▶ _INSTRUCTIONS FOR THE TASK_:
Copy all the data exactly, except the pictures.

--- Start EXERCISE DATA ---

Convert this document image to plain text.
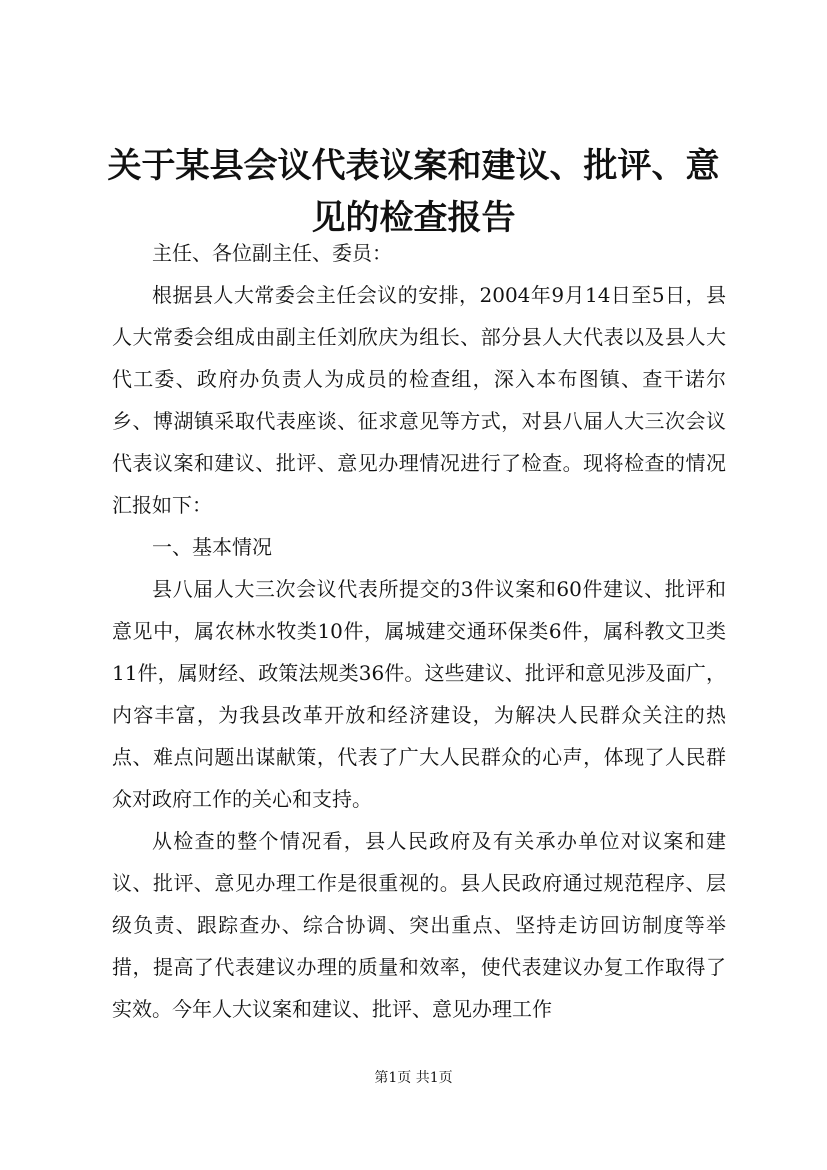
关于某县会议代表议案和建议、批评、意见的检查报告

主任、各位副主任、委员：

根据县人大常委会主任会议的安排，2004年9月14日至5日，县人大常委会组成由副主任刘欣庆为组长、部分县人大代表以及县人大代工委、政府办负责人为成员的检查组，深入本布图镇、查干诺尔乡、博湖镇采取代表座谈、征求意见等方式，对县八届人大三次会议代表议案和建议、批评、意见办理情况进行了检查。现将检查的情况汇报如下：

一、基本情况

县八届人大三次会议代表所提交的3件议案和60件建议、批评和意见中，属农林水牧类10件，属城建交通环保类6件，属科教文卫类11件，属财经、政策法规类36件。这些建议、批评和意见涉及面广，内容丰富，为我县改革开放和经济建设，为解决人民群众关注的热点、难点问题出谋献策，代表了广大人民群众的心声，体现了人民群众对政府工作的关心和支持。

从检查的整个情况看，县人民政府及有关承办单位对议案和建议、批评、意见办理工作是很重视的。县人民政府通过规范程序、层级负责、跟踪查办、综合协调、突出重点、坚持走访回访制度等举措，提高了代表建议办理的质量和效率，使代表建议办复工作取得了实效。今年人大议案和建议、批评、意见办理工作

第1页 共1页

--- End EXERCISE DATA ---

▶ _TASK ANSWER_:
Convert this document image to plain text.
关于某县会议代表议案和建议、批评、意见的检查报告

主任、各位副主任、委员：

根据县人大常委会主任会议的安排，2004年9月14日至5日，县人大常委会组成由副主任刘欣庆为组长、部分县人大代表以及县人大代工委、政府办负责人为成员的检查组，深入本布图镇、查干诺尔乡、博湖镇采取代表座谈、征求意见等方式，对县八届人大三次会议代表议案和建议、批评、意见办理情况进行了检查。现将检查的情况汇报如下：

一、基本情况

县八届人大三次会议代表所提交的3件议案和60件建议、批评和意见中，属农林水牧类10件，属城建交通环保类6件，属科教文卫类11件，属财经、政策法规类36件。这些建议、批评和意见涉及面广，内容丰富，为我县改革开放和经济建设，为解决人民群众关注的热点、难点问题出谋献策，代表了广大人民群众的心声，体现了人民群众对政府工作的关心和支持。

从检查的整个情况看，县人民政府及有关承办单位对议案和建议、批评、意见办理工作是很重视的。县人民政府通过规范程序、层级负责、跟踪查办、综合协调、突出重点、坚持走访回访制度等举措，提高了代表建议办理的质量和效率，使代表建议办复工作取得了实效。今年人大议案和建议、批评、意见办理工作

第1页 共1页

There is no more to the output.